Retype the records that come next, word for word.

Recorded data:
┄┄┄┄┄┄┄┄┄┄

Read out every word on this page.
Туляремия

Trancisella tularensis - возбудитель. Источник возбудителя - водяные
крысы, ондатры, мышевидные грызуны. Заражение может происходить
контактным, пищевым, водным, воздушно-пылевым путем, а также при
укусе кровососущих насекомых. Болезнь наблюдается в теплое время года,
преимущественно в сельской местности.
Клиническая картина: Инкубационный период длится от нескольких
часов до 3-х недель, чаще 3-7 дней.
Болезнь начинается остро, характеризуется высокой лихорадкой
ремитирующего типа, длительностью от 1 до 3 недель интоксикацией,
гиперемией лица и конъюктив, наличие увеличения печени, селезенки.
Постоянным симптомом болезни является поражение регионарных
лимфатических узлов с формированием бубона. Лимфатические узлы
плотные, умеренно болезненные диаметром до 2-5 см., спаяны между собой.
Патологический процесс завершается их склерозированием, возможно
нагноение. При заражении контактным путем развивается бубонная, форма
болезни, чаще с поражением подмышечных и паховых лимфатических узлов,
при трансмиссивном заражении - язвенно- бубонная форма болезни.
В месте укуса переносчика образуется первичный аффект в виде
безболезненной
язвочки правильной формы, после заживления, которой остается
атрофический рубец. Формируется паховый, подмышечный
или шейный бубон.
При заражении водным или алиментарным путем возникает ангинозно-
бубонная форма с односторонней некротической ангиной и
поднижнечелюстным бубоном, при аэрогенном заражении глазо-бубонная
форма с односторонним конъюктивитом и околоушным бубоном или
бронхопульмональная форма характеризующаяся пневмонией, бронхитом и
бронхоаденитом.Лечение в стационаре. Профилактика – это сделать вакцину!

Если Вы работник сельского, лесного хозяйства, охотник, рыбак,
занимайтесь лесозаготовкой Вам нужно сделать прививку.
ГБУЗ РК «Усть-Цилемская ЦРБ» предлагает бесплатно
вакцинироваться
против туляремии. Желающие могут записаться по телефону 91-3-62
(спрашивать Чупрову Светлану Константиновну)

┄┄┄┄┄┄┄┄┄┄

** Written reply **
Read out every word on this page.
Туляремия

Trancisella tularensis - возбудитель. Источник возбудителя - водяные
крысы, ондатры, мышевидные грызуны. Заражение может происходить
контактным, пищевым, водным, воздушно-пылевым путем, а также при
укусе кровососущих насекомых. Болезнь наблюдается в теплое время года,
преимущественно в сельской местности.
Клиническая картина: Инкубационный период длится от нескольких
часов до 3-х недель, чаще 3-7 дней.
Болезнь начинается остро, характеризуется высокой лихорадкой
ремитирующего типа, длительностью от 1 до 3 недель интоксикацией,
гиперемией лица и конъюктив, наличие увеличения печени, селезенки.
Постоянным симптомом болезни является поражение регионарных
лимфатических узлов с формированием бубона. Лимфатические узлы
плотные, умеренно болезненные диаметром до 2-5 см., спаяны между собой.
Патологический процесс завершается их склерозированием, возможно
нагноение. При заражении контактным путем развивается бубонная, форма
болезни, чаще с поражением подмышечных и паховых лимфатических узлов,
при трансмиссивном заражении - язвенно- бубонная форма болезни.
В месте укуса переносчика образуется первичный аффект в виде
безболезненной
язвочки правильной формы, после заживления, которой остается
атрофический рубец. Формируется паховый, подмышечный
или шейный бубон.
При заражении водным или алиментарным путем возникает ангинозно-
бубонная форма с односторонней некротической ангиной и
поднижнечелюстным бубоном, при аэрогенном заражении глазо-бубонная
форма с односторонним конъюктивитом и околоушным бубоном или
бронхопульмональная форма характеризующаяся пневмонией, бронхитом и
бронхоаденитом.Лечение в стационаре. Профилактика – это сделать вакцину!

Если Вы работник сельского, лесного хозяйства, охотник, рыбак,
занимайтесь лесозаготовкой Вам нужно сделать прививку.
ГБУЗ РК «Усть-Цилемская ЦРБ» предлагает бесплатно
вакцинироваться
против туляремии. Желающие могут записаться по телефону 91-3-62
(спрашивать Чупрову Светлану Константиновну)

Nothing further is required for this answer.